| Required task |
From the material below, list every line containing "admin".

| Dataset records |
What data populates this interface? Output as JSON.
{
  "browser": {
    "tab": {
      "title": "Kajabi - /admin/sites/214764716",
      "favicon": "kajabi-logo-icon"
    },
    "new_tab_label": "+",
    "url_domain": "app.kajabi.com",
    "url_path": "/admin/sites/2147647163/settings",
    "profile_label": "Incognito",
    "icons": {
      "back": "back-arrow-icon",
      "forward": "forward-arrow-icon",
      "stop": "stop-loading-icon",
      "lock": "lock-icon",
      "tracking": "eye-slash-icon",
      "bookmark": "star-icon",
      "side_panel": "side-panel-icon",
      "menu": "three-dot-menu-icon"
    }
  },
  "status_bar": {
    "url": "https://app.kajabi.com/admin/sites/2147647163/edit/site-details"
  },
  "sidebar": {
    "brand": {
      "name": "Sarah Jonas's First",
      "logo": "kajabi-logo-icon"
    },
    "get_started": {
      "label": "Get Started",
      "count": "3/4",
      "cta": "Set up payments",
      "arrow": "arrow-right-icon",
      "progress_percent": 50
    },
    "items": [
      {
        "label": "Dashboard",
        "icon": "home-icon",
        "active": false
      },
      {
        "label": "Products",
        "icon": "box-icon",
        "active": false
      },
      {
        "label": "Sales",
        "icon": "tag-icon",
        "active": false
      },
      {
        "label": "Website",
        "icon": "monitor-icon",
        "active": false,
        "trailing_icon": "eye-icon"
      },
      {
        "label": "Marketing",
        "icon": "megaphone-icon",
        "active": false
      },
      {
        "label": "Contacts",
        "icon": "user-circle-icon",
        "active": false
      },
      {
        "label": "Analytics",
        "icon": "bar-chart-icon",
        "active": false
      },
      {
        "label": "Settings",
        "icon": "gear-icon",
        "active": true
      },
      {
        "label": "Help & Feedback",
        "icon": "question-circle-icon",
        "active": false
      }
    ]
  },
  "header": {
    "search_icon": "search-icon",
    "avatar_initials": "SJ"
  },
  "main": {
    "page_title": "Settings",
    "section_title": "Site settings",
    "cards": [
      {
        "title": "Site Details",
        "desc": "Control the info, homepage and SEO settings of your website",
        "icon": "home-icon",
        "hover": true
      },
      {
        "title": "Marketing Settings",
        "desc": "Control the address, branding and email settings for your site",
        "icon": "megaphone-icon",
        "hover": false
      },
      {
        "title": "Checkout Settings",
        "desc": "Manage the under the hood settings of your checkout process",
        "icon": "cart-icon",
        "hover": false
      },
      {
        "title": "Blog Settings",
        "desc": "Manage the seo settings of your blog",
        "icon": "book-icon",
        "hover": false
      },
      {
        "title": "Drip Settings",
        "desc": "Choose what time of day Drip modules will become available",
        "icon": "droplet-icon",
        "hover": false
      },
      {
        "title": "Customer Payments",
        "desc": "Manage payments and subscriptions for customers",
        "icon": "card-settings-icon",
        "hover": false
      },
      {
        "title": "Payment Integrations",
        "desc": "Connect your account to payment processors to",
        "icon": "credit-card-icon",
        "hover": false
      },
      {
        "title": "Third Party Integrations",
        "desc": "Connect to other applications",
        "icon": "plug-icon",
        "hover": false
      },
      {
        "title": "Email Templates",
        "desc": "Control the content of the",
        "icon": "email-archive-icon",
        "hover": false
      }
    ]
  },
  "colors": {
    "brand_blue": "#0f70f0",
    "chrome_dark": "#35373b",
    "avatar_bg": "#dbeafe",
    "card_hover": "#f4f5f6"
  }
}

| Full answer |
      "title": "Kajabi - /admin/sites/214764716",
    "url_path": "/admin/sites/2147647163/settings",
    "url": "https://app.kajabi.com/admin/sites/2147647163/edit/site-details"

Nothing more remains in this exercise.